* START *

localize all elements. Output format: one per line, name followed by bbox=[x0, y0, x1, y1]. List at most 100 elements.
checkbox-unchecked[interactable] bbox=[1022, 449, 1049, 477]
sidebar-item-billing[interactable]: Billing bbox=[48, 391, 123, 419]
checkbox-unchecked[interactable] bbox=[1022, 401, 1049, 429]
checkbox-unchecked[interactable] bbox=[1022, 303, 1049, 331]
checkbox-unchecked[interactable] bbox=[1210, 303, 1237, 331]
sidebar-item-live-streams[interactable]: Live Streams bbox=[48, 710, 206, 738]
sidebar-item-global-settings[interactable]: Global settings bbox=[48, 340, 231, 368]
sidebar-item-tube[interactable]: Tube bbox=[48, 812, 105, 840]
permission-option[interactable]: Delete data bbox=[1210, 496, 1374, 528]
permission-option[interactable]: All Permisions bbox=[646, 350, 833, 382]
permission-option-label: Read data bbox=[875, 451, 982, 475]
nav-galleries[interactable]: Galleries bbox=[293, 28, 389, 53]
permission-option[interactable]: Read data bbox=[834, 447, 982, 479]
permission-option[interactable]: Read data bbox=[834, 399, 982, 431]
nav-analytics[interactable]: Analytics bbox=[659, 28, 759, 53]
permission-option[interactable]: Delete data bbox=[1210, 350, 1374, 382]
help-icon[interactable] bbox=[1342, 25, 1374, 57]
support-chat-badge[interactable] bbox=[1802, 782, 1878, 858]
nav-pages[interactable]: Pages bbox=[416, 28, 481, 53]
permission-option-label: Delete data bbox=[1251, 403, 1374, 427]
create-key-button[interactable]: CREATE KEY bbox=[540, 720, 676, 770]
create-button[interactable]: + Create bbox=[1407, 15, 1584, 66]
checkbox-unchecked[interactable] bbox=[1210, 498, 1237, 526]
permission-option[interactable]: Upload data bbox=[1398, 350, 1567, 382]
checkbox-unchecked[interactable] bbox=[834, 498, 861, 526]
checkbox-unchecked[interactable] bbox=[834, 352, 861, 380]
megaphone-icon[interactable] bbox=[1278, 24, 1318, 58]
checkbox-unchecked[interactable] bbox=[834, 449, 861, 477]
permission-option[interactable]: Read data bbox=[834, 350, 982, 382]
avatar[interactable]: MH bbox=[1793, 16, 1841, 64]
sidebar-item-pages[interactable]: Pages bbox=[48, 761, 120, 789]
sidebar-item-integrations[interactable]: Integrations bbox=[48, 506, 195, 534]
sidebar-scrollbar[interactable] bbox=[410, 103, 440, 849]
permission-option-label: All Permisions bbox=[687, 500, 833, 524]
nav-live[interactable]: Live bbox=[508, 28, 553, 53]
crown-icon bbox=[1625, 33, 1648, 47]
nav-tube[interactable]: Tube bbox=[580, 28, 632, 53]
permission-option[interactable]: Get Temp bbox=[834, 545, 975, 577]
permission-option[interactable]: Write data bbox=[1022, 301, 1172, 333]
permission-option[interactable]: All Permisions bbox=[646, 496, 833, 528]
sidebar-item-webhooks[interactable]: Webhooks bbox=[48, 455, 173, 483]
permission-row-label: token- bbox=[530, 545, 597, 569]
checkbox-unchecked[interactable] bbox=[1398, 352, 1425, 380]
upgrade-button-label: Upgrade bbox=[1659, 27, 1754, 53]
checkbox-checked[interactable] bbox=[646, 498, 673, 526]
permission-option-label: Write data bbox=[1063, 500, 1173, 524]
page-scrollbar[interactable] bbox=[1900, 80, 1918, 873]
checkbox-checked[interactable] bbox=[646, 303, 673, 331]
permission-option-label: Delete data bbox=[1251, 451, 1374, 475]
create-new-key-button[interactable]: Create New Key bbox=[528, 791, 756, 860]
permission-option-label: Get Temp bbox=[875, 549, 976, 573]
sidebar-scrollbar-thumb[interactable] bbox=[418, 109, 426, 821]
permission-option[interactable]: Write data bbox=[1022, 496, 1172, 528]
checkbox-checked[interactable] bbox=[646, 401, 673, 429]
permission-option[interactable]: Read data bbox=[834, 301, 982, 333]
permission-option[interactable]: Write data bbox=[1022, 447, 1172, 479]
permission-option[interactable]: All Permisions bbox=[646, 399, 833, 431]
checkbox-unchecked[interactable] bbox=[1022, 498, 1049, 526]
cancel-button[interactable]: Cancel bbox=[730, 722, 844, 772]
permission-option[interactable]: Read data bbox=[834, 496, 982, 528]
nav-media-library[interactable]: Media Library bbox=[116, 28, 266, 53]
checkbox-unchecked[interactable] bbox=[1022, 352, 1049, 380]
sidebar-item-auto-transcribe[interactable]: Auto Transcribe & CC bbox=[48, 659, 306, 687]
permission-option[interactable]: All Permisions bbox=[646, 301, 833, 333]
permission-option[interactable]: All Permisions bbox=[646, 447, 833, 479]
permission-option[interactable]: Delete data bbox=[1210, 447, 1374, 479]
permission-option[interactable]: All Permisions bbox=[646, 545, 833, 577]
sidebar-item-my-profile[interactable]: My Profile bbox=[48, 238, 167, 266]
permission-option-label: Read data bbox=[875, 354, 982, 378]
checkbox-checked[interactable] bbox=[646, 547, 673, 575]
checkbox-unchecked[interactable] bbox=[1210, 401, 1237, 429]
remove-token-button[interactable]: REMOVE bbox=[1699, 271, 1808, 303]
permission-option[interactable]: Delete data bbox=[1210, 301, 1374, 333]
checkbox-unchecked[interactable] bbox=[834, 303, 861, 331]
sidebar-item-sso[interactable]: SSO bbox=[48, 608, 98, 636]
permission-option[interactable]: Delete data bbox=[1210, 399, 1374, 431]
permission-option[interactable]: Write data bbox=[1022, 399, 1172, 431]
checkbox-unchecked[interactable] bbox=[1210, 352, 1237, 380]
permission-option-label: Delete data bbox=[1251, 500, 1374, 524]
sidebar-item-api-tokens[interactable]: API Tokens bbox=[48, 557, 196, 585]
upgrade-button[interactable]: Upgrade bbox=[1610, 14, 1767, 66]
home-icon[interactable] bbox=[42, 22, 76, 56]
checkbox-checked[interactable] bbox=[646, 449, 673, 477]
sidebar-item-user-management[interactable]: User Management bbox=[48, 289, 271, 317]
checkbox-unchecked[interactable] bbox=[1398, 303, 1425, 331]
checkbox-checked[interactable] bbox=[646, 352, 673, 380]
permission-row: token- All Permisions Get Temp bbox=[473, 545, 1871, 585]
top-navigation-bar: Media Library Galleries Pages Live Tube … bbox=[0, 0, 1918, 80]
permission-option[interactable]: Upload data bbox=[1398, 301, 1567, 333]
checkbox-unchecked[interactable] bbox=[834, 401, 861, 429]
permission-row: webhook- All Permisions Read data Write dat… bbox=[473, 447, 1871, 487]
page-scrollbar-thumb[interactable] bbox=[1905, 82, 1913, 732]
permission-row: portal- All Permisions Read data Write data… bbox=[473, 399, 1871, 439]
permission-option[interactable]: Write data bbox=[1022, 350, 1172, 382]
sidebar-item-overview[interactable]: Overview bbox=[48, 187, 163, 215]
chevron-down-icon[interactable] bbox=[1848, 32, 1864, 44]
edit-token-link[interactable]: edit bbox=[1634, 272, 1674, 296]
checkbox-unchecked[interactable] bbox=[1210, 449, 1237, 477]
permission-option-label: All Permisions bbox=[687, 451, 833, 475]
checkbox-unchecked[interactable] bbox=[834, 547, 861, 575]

* END *

Can you update the rows from the start through the line with "496, 1374, 528]" by replacing "checkbox-unchecked" with "checkbox-checked", leaving everything else unchanged, and return only those lines?

localize all elements. Output format: one per line, name followed by bbox=[x0, y0, x1, y1]. List at most 100 elements.
checkbox-checked[interactable] bbox=[1022, 449, 1049, 477]
sidebar-item-billing[interactable]: Billing bbox=[48, 391, 123, 419]
checkbox-checked[interactable] bbox=[1022, 401, 1049, 429]
checkbox-checked[interactable] bbox=[1022, 303, 1049, 331]
checkbox-checked[interactable] bbox=[1210, 303, 1237, 331]
sidebar-item-live-streams[interactable]: Live Streams bbox=[48, 710, 206, 738]
sidebar-item-global-settings[interactable]: Global settings bbox=[48, 340, 231, 368]
sidebar-item-tube[interactable]: Tube bbox=[48, 812, 105, 840]
permission-option[interactable]: Delete data bbox=[1210, 496, 1374, 528]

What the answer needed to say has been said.